(Rows from a figure dataset)
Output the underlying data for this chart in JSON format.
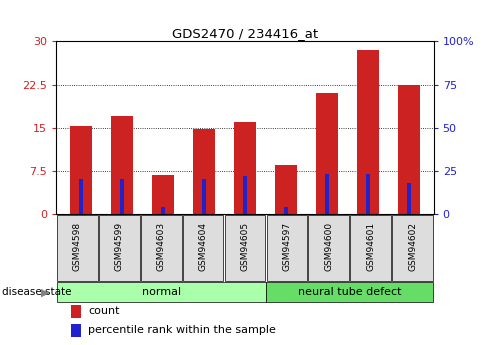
{
  "title": "GDS2470 / 234416_at",
  "samples": [
    "GSM94598",
    "GSM94599",
    "GSM94603",
    "GSM94604",
    "GSM94605",
    "GSM94597",
    "GSM94600",
    "GSM94601",
    "GSM94602"
  ],
  "count_values": [
    15.3,
    17.0,
    6.8,
    14.7,
    16.0,
    8.5,
    21.0,
    28.5,
    22.5
  ],
  "percentile_values": [
    20,
    20,
    4,
    20,
    22,
    4,
    23,
    23,
    18
  ],
  "groups": [
    {
      "label": "normal",
      "start": 0,
      "end": 4,
      "color": "#aaffaa"
    },
    {
      "label": "neural tube defect",
      "start": 5,
      "end": 8,
      "color": "#66dd66"
    }
  ],
  "left_ylim": [
    0,
    30
  ],
  "right_ylim": [
    0,
    100
  ],
  "left_yticks": [
    0,
    7.5,
    15,
    22.5,
    30
  ],
  "right_yticks": [
    0,
    25,
    50,
    75,
    100
  ],
  "left_yticklabels": [
    "0",
    "7.5",
    "15",
    "22.5",
    "30"
  ],
  "right_yticklabels": [
    "0",
    "25",
    "50",
    "75",
    "100%"
  ],
  "bar_color": "#CC2222",
  "percentile_color": "#2222CC",
  "bar_width": 0.55,
  "grid_color": "black",
  "background_color": "#ffffff",
  "plot_bg_color": "#ffffff",
  "tick_label_bg": "#dddddd",
  "disease_state_label": "disease state",
  "legend_count": "count",
  "legend_percentile": "percentile rank within the sample"
}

Task: Write the material out again exactly as it appears, dropping the pictures.

Exercise solution:
Output the underlying data for this chart in JSON format.
{
  "title": "GDS2470 / 234416_at",
  "samples": [
    "GSM94598",
    "GSM94599",
    "GSM94603",
    "GSM94604",
    "GSM94605",
    "GSM94597",
    "GSM94600",
    "GSM94601",
    "GSM94602"
  ],
  "count_values": [
    15.3,
    17.0,
    6.8,
    14.7,
    16.0,
    8.5,
    21.0,
    28.5,
    22.5
  ],
  "percentile_values": [
    20,
    20,
    4,
    20,
    22,
    4,
    23,
    23,
    18
  ],
  "groups": [
    {
      "label": "normal",
      "start": 0,
      "end": 4,
      "color": "#aaffaa"
    },
    {
      "label": "neural tube defect",
      "start": 5,
      "end": 8,
      "color": "#66dd66"
    }
  ],
  "left_ylim": [
    0,
    30
  ],
  "right_ylim": [
    0,
    100
  ],
  "left_yticks": [
    0,
    7.5,
    15,
    22.5,
    30
  ],
  "right_yticks": [
    0,
    25,
    50,
    75,
    100
  ],
  "left_yticklabels": [
    "0",
    "7.5",
    "15",
    "22.5",
    "30"
  ],
  "right_yticklabels": [
    "0",
    "25",
    "50",
    "75",
    "100%"
  ],
  "bar_color": "#CC2222",
  "percentile_color": "#2222CC",
  "bar_width": 0.55,
  "grid_color": "black",
  "background_color": "#ffffff",
  "plot_bg_color": "#ffffff",
  "tick_label_bg": "#dddddd",
  "disease_state_label": "disease state",
  "legend_count": "count",
  "legend_percentile": "percentile rank within the sample"
}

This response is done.